REQUIRED TASK> Report every line from the material that contains the word "counts".

(Dataset records on visual material)
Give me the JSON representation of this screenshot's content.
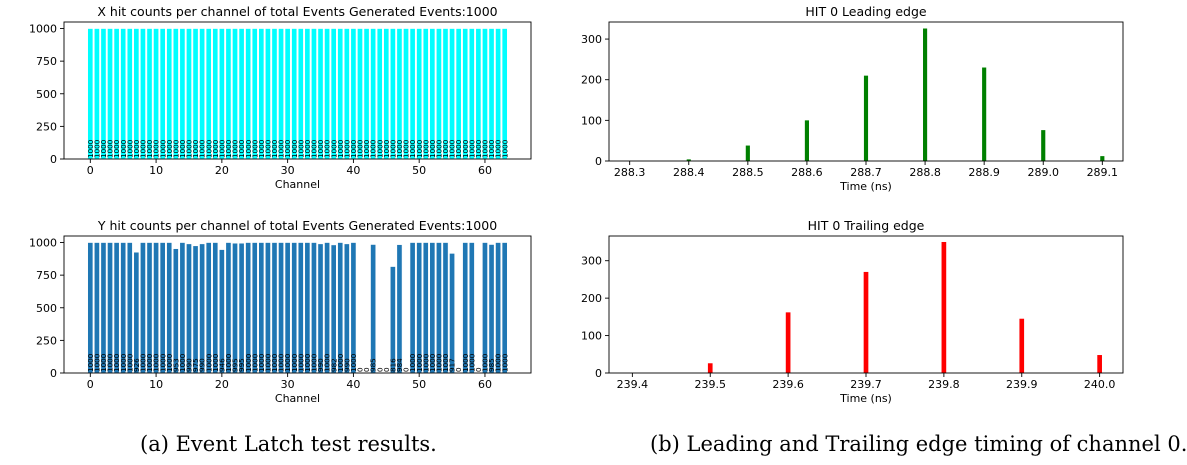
{
  "captions": {
    "a": "(a) Event Latch test results.",
    "b": "(b) Leading and Trailing edge timing of channel 0."
  },
  "colors": {
    "x_hits": "#00ffff",
    "y_hits": "#1f77b4",
    "leading": "#008000",
    "trailing": "#ff0000"
  },
  "chart_data": [
    {
      "id": "x-hits",
      "type": "bar",
      "title": "X hit counts per channel of total Events Generated Events:1000",
      "xlabel": "Channel",
      "ylabel": "",
      "x": [
        0,
        1,
        2,
        3,
        4,
        5,
        6,
        7,
        8,
        9,
        10,
        11,
        12,
        13,
        14,
        15,
        16,
        17,
        18,
        19,
        20,
        21,
        22,
        23,
        24,
        25,
        26,
        27,
        28,
        29,
        30,
        31,
        32,
        33,
        34,
        35,
        36,
        37,
        38,
        39,
        40,
        41,
        42,
        43,
        44,
        45,
        46,
        47,
        48,
        49,
        50,
        51,
        52,
        53,
        54,
        55,
        56,
        57,
        58,
        59,
        60,
        61,
        62,
        63
      ],
      "values": [
        1000,
        1000,
        1000,
        1000,
        1000,
        1000,
        1000,
        1000,
        1000,
        1000,
        1000,
        1000,
        1000,
        1000,
        1000,
        1000,
        1000,
        1000,
        1000,
        1000,
        1000,
        1000,
        1000,
        1000,
        1000,
        1000,
        1000,
        1000,
        1000,
        1000,
        1000,
        1000,
        1000,
        1000,
        1000,
        1000,
        1000,
        1000,
        1000,
        1000,
        1000,
        1000,
        1000,
        1000,
        1000,
        1000,
        1000,
        1000,
        1000,
        1000,
        1000,
        1000,
        1000,
        1000,
        1000,
        1000,
        1000,
        1000,
        1000,
        1000,
        1000,
        1000,
        1000,
        1000
      ],
      "data_labels": [
        "1000",
        "1000",
        "1000",
        "1000",
        "1000",
        "1000",
        "1000",
        "1000",
        "1000",
        "1000",
        "1000",
        "1000",
        "1000",
        "1000",
        "1000",
        "1000",
        "1000",
        "1000",
        "1000",
        "1000",
        "1000",
        "1000",
        "1000",
        "1000",
        "1000",
        "1000",
        "1000",
        "1000",
        "1000",
        "1000",
        "1000",
        "1000",
        "1000",
        "1000",
        "1000",
        "1000",
        "1000",
        "1000",
        "1000",
        "1000",
        "1000",
        "1000",
        "1000",
        "1000",
        "1000",
        "1000",
        "1000",
        "1000",
        "1000",
        "1000",
        "1000",
        "1000",
        "1000",
        "1000",
        "1000",
        "1000",
        "1000",
        "1000",
        "1000",
        "1000",
        "1000",
        "1000",
        "1000",
        "1000"
      ],
      "xticks": [
        0,
        10,
        20,
        30,
        40,
        50,
        60
      ],
      "yticks": [
        0,
        250,
        500,
        750,
        1000
      ],
      "xlim": [
        -4,
        67
      ],
      "ylim": [
        0,
        1050
      ],
      "bar_width": 0.8,
      "color": "#00ffff",
      "edgecolor": "#00ffff",
      "grid": false
    },
    {
      "id": "y-hits",
      "type": "bar",
      "title": "Y hit counts per channel of total Events Generated Events:1000",
      "xlabel": "Channel",
      "ylabel": "",
      "x": [
        0,
        1,
        2,
        3,
        4,
        5,
        6,
        7,
        8,
        9,
        10,
        11,
        12,
        13,
        14,
        15,
        16,
        17,
        18,
        19,
        20,
        21,
        22,
        23,
        24,
        25,
        26,
        27,
        28,
        29,
        30,
        31,
        32,
        33,
        34,
        35,
        36,
        37,
        38,
        39,
        40,
        41,
        42,
        43,
        44,
        45,
        46,
        47,
        48,
        49,
        50,
        51,
        52,
        53,
        54,
        55,
        56,
        57,
        58,
        59,
        60,
        61,
        62,
        63
      ],
      "values": [
        1000,
        1000,
        1000,
        1000,
        1000,
        1000,
        1000,
        926,
        1000,
        1000,
        1000,
        1000,
        1000,
        953,
        1000,
        990,
        975,
        990,
        1000,
        1000,
        946,
        1000,
        995,
        995,
        1000,
        1000,
        1000,
        1000,
        1000,
        1000,
        1000,
        1000,
        1000,
        1000,
        1000,
        990,
        1000,
        982,
        1000,
        990,
        1000,
        0,
        0,
        985,
        0,
        0,
        816,
        984,
        0,
        1000,
        1000,
        1000,
        1000,
        1000,
        1000,
        917,
        0,
        1000,
        1000,
        0,
        1000,
        985,
        1000,
        1000
      ],
      "data_labels": [
        "1000",
        "1000",
        "1000",
        "1000",
        "1000",
        "1000",
        "1000",
        "926",
        "1000",
        "1000",
        "1000",
        "1000",
        "1000",
        "953",
        "1000",
        "990",
        "975",
        "990",
        "1000",
        "1000",
        "946",
        "1000",
        "995",
        "995",
        "1000",
        "1000",
        "1000",
        "1000",
        "1000",
        "1000",
        "1000",
        "1000",
        "1000",
        "1000",
        "1000",
        "990",
        "1000",
        "982",
        "1000",
        "990",
        "1000",
        "0",
        "0",
        "985",
        "0",
        "0",
        "816",
        "984",
        "0",
        "1000",
        "1000",
        "1000",
        "1000",
        "1000",
        "1000",
        "917",
        "0",
        "1000",
        "1000",
        "0",
        "1000",
        "985",
        "1000",
        "1000"
      ],
      "xticks": [
        0,
        10,
        20,
        30,
        40,
        50,
        60
      ],
      "yticks": [
        0,
        250,
        500,
        750,
        1000
      ],
      "xlim": [
        -4,
        67
      ],
      "ylim": [
        0,
        1050
      ],
      "bar_width": 0.8,
      "color": "#1f77b4",
      "edgecolor": "#1f77b4",
      "grid": false
    },
    {
      "id": "leading",
      "type": "bar",
      "title": "HIT 0 Leading edge",
      "xlabel": "Time (ns)",
      "ylabel": "",
      "x": [
        288.4,
        288.5,
        288.6,
        288.7,
        288.8,
        288.9,
        289.0,
        289.1
      ],
      "values": [
        4,
        38,
        100,
        210,
        326,
        230,
        76,
        12
      ],
      "xticks": [
        288.3,
        288.4,
        288.5,
        288.6,
        288.7,
        288.8,
        288.9,
        289.0,
        289.1
      ],
      "xticklabels": [
        "288.3",
        "288.4",
        "288.5",
        "288.6",
        "288.7",
        "288.8",
        "288.9",
        "289.0",
        "289.1"
      ],
      "yticks": [
        0,
        100,
        200,
        300
      ],
      "xlim": [
        288.265,
        289.135
      ],
      "ylim": [
        0,
        342
      ],
      "bar_width": 0.007,
      "color": "#008000",
      "grid": false
    },
    {
      "id": "trailing",
      "type": "bar",
      "title": "HIT 0 Trailing edge",
      "xlabel": "Time (ns)",
      "ylabel": "",
      "x": [
        239.5,
        239.6,
        239.7,
        239.8,
        239.9,
        240.0
      ],
      "values": [
        26,
        162,
        270,
        350,
        145,
        48
      ],
      "xticks": [
        239.4,
        239.5,
        239.6,
        239.7,
        239.8,
        239.9,
        240.0
      ],
      "xticklabels": [
        "239.4",
        "239.5",
        "239.6",
        "239.7",
        "239.8",
        "239.9",
        "240.0"
      ],
      "yticks": [
        0,
        100,
        200,
        300
      ],
      "xlim": [
        239.37,
        240.03
      ],
      "ylim": [
        0,
        366
      ],
      "bar_width": 0.006,
      "color": "#ff0000",
      "grid": false
    }
  ]
}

THE RESULT>
      "title": "X hit counts per channel of total Events Generated Events:1000",
      "title": "Y hit counts per channel of total Events Generated Events:1000",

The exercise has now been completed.